→ **Work required**
From the records below, extract all the text exactly and leave the images behind.
★ ★ ★
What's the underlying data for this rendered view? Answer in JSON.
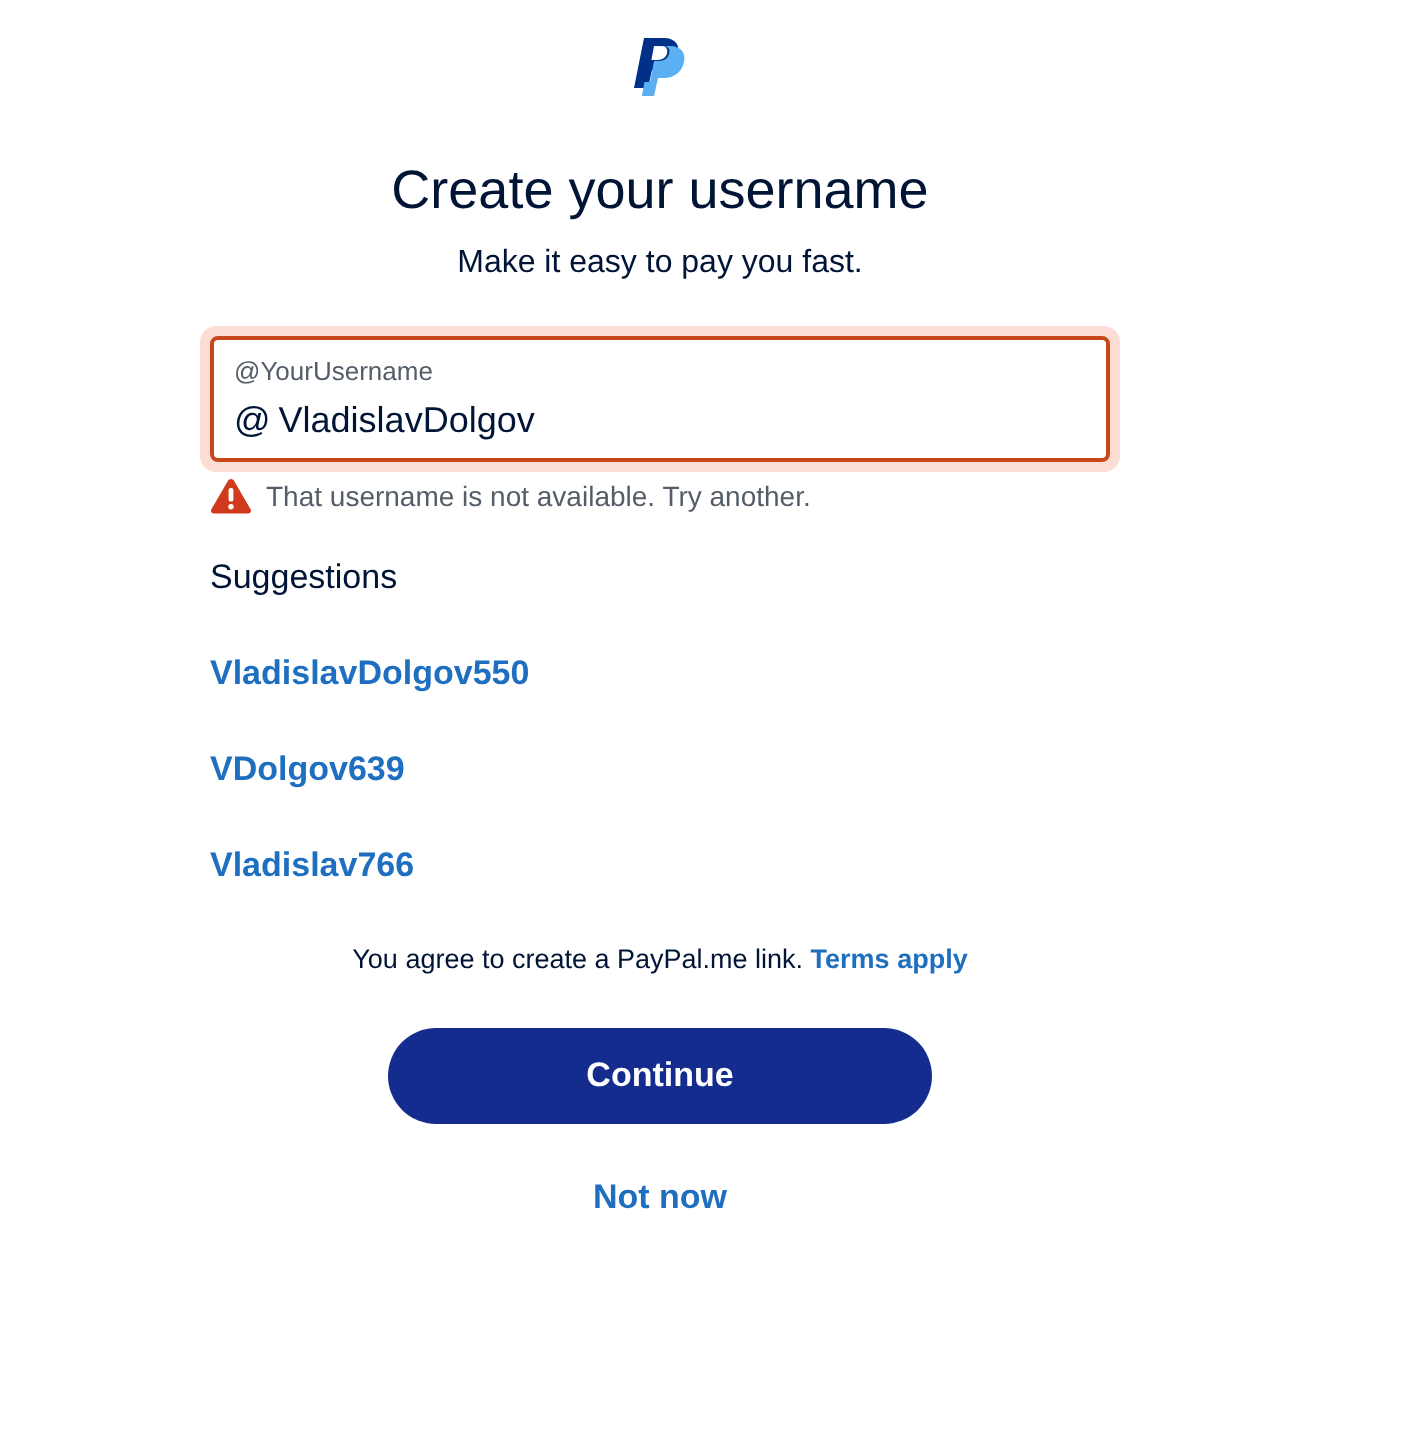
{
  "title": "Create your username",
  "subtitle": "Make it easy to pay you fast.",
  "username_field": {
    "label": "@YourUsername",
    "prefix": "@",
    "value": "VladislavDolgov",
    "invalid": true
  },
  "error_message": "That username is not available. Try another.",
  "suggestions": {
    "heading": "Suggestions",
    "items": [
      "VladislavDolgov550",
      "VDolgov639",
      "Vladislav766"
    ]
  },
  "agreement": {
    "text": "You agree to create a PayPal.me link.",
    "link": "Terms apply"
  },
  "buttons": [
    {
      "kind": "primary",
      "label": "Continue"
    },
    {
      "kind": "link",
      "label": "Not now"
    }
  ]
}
★ ★ ★
→ **Task answer**
What's the underlying data for this rendered view? Answer in JSON.
{
  "title": "Create your username",
  "subtitle": "Make it easy to pay you fast.",
  "username_field": {
    "label": "@YourUsername",
    "prefix": "@",
    "value": "VladislavDolgov",
    "invalid": true
  },
  "error_message": "That username is not available. Try another.",
  "suggestions": {
    "heading": "Suggestions",
    "items": [
      "VladislavDolgov550",
      "VDolgov639",
      "Vladislav766"
    ]
  },
  "agreement": {
    "text": "You agree to create a PayPal.me link.",
    "link": "Terms apply"
  },
  "buttons": [
    {
      "kind": "primary",
      "label": "Continue"
    },
    {
      "kind": "link",
      "label": "Not now"
    }
  ]
}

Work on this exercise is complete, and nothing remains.